[WRITTEN PROBLEM]: Every line that holds the string "Disney" is to be identified and copied.

[SUPPLIED MATERIAL]:
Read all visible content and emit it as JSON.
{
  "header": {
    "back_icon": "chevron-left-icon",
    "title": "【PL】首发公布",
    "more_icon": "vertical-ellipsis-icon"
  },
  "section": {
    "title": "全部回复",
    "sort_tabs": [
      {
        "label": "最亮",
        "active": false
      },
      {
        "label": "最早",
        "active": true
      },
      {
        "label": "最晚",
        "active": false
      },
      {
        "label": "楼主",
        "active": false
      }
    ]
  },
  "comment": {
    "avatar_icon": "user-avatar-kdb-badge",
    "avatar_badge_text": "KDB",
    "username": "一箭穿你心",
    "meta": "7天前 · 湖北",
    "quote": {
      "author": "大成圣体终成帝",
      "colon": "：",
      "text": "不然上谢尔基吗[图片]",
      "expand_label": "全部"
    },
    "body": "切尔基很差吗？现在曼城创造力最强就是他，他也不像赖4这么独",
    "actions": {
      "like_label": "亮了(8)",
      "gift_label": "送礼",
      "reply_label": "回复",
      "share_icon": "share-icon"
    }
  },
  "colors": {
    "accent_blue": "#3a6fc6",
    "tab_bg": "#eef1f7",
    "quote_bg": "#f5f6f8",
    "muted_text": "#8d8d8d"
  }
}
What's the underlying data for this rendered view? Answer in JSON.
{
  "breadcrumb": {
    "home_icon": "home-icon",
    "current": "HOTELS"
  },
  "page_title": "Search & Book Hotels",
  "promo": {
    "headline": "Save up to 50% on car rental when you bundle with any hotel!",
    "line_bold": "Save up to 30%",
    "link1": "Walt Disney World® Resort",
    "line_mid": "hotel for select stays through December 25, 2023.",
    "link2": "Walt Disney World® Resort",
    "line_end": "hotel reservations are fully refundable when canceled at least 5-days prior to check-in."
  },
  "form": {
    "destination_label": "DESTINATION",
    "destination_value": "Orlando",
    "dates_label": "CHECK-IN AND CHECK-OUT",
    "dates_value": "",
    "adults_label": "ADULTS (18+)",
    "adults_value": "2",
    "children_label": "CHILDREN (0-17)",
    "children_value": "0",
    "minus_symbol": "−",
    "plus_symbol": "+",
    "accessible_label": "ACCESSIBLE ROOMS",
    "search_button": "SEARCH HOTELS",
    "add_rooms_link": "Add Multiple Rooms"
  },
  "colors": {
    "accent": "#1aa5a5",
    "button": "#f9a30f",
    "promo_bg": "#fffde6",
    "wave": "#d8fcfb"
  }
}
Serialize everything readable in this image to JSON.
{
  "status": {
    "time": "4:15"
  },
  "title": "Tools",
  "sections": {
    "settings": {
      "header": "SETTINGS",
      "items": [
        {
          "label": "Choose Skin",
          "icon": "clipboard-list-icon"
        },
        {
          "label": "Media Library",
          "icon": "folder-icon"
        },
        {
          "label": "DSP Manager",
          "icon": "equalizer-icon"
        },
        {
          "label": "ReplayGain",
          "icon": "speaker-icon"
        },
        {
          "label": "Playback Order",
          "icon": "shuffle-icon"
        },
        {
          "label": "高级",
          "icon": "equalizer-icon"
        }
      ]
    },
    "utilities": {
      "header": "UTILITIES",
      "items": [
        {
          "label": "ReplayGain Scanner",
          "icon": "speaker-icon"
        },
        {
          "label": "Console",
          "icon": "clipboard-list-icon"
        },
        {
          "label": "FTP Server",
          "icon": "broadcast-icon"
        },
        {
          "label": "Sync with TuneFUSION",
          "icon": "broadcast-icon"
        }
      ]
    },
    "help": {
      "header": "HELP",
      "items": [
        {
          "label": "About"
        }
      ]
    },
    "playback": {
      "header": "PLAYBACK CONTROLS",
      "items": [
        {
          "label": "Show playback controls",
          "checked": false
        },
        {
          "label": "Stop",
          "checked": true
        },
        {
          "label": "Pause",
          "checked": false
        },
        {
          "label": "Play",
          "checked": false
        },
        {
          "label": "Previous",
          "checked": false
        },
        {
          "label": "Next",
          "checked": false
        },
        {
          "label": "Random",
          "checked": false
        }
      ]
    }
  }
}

[FULL SOLUTION]:
    "link1": "Walt Disney World® Resort",
    "link2": "Walt Disney World® Resort",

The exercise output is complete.